**DOKUMEN:**
════════════════
Khutbah merupakan salah satu rukun melaksanakan shalat Jum’at. Tanpa adanya khutbah, shalat Jum’at belum dianggap sah secara fikih. Sementara, Shalat Juma’at sendiri juga merupakan kefardluan yang mesti diikuti oleh setiap muslim. Terkait kewajiban melaksanakan Shalat Jum’at, Nabi Muhammad SAW bersabda:
“Shalat Jum’at itu wajib atas setiap muslim, kecuali 4 golongan yaitu hamba sahaya, perempuan, anak-anak, dan orang sakit.” (HR. Abu Dawud).
Sementara, Allah SWT berfirman:
“Hai orang-orang beriman, apabila diseur untuk menunaikan shalat Jum’at, maka bersegeralah kamu kepada mengingat Allah dan tinggalkanlah jual beli. Yang demikian itu lebih baik bagimu jika kamu mengetahui.” (QS. Al-Jumu’ah: 9).
Terkait dengan khutbah Jum’at, di sebagian masjid ada kecenderungan tidak lagi murni berisikan dakwah ataupun nasihat, peringatan, ataupun motivasi agar umat muslim bertambah shalih di muka bumi. Sungguh, wasiat taqwa kepada Allah SWT selalu disampaikan oleh para khatib di dalam setiap khutbah, namun setelahnya membahas hal-hal yang justru “bertentangan” dengan nilai-nilai luhur agama.
Baca juga :Kurikulum Khutbah Berbasis Teladan Nabi
Saat sang khotib mengangkat tema politik dalam negeri, misalnya. Di awal khutbah, sang khatib membicarakan bahwa pemimpin bangsa mestinya harus seiman dan setaqwa. Dalam paparan selanjutnya, ia membahas kriteria calon pemimpin yang mesti dipilih dengan mengunggulkan satu calon serta merendahkan calon yang lain. Meski tanpa menyebut nama calon pemimpin bangsa yang sedang mendaftarkan diri untuk mengikuti kontestasi politik, sang khatib mengarahkan para jamaah Jum’ah untuk memilih satu pasangan calon dengan cara menceritakan kebaikan dan menutup keburukannya. Pada saat yang bersamaan, ia juga mengajak para jamaah agar “meninggalkan” calon pasangan calon lainnya dengan cara mengubar bahkan membersar-besarkan aib serta menutup kebaikan yang sudah nyata.
════════════════
**CATATAN YANG DIBERIKAN:**

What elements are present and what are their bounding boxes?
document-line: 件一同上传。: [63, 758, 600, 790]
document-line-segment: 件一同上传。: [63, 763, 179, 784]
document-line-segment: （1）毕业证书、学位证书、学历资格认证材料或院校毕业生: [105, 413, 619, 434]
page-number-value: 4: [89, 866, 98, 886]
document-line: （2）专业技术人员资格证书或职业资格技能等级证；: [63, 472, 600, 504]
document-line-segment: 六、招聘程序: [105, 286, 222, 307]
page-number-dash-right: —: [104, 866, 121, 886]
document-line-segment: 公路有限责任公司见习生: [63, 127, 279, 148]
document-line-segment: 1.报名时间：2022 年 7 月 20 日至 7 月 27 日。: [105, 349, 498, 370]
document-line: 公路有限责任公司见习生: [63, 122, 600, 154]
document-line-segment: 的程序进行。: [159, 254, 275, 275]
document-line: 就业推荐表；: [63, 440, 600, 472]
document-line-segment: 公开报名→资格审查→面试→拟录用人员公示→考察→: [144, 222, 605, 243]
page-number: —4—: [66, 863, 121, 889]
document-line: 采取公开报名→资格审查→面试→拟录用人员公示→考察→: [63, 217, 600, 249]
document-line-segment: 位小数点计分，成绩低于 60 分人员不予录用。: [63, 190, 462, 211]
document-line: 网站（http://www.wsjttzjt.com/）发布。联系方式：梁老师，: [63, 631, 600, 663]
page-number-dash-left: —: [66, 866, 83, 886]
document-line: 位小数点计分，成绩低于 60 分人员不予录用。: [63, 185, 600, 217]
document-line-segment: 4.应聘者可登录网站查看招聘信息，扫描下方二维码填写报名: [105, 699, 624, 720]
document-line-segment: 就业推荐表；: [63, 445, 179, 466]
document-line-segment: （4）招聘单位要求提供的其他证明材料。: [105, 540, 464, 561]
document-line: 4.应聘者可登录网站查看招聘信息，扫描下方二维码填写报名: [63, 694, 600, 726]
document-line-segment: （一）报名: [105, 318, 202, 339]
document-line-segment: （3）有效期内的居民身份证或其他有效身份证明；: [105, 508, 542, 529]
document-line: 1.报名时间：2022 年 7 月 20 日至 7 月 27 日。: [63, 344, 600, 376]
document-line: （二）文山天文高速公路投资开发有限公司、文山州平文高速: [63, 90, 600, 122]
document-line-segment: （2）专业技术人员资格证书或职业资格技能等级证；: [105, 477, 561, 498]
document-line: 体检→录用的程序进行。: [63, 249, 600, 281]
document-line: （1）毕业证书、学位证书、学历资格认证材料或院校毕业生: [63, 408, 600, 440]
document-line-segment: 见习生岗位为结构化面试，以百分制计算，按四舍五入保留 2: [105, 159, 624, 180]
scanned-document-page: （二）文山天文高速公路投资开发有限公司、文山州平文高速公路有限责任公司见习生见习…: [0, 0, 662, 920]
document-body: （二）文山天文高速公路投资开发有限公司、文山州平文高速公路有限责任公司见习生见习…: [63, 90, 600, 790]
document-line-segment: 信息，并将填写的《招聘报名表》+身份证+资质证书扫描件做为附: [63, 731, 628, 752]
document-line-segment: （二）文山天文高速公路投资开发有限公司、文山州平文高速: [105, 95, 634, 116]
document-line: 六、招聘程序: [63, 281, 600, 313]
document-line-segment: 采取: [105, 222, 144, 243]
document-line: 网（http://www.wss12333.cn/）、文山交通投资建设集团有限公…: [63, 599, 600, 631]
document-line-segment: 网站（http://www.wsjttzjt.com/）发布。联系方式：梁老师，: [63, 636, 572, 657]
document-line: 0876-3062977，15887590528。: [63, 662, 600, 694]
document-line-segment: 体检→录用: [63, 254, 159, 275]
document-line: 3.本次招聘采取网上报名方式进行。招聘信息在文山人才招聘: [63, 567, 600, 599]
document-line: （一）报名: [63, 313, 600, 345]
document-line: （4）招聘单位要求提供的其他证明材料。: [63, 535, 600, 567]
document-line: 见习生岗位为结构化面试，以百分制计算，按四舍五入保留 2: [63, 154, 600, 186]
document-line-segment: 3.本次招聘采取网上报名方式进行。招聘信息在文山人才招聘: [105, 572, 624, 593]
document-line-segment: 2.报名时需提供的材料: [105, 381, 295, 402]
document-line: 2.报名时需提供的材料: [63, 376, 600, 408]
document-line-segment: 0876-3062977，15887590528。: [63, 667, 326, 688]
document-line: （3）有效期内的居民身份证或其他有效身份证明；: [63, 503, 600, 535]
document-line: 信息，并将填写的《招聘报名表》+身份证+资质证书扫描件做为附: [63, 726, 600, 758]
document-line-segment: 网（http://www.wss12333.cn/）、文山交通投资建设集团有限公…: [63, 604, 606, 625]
════════════════
**LATIHAN SINGKAT 1:** Ringkaslah teks tentang khutbah Jum'at dalam dua kalimat.
**LATIHAN SINGKAT 2:** Lanjutkan teks tentang khutbah Jum'at mulai dari setelah kalimat terakhirnya.

**JAWABAN 1:** Shalat Jum'at wajib bagi setiap muslim, dan khutbah merupakan salah satu rukunnya sehingga tanpa khutbah shalat Jum'at belum sah secara fikih. Di sebagian masjid, khutbah cenderung tidak lagi murni berisi dakwah atau nasihat, misalnya ketika khatib mengangkat tema politik dalam negeri lalu mengarahkan jamaah untuk memilih satu calon pemimpin sambil membesar-besarkan aib calon lainnya.

**JAWABAN 2:**
Secara langsung, banyak khatib tidak mengarahkan para jamaah untuk memilih calon pemimpin bangsa. Namun, inti sari dari paparan khutbah yang disampaikan adalah mengarahkan para jamaah untuk memilih salah satu calon pasangan pemimpin bangsa dengan meninggalkan calon pasangan lainnya. Kondisi ini belumlah menjadi masalah yang besar dalam agama. Yang menjadi persoalan adalah, paparan khutbah yang disampaikan khatib bernuansa fitnah, hoaks, hingga adu domba kepada masyarakat luas. Dan semua ini disampaikan oleh khatib bukan dalam rangka dakwah Islamiyah melainkan memenuhi syahwat politik pribadi dan atau golongan.
Kondisi ini juga hampir sama dengan penyampaian khatib terkait tema khutbah tentang keimanan. Terdapat sebagian khatib menyampaikan materi khutbah terkait keimanan, namun dalam pemaparannya justru mengunggulkan satu organisasai keagamaan tertentu dengan merendahkan yang lain. Parahnya, dalam pemaparan tersebut, seorang khatib menyembunyikan kebaikan tradisi ormas tertentu dengan membicarakan kejelekan belaka. Sementara, terhadap ormas yang lain, ia memoles sehingga terlihat baik dengan menutup kejelekan yang sudah nyata. Parahnya, umat diajak untuk “memilih” ormas yang sering mengajarkan perpecahan dan radikalisme.
Realita semacam ini mesti mendapatkan perhatian khusus, lebih-lebih khutbah Jumat bukan saja dilakukan setiap satu pekan sekali melainkan dinilai sakral melebihi pidato keagamaan lainnya. Apabila kenyataan ini terus saja dibiarkan, maka khutbah Jumat akan semakin jauh dari nilai-nilai luhur yang ada dalam agama Islam. Khutbah yang mestinya untuk menyiarkan agama Islam justru dipergunakan untuk melemahkan.
Wallahu a’lam.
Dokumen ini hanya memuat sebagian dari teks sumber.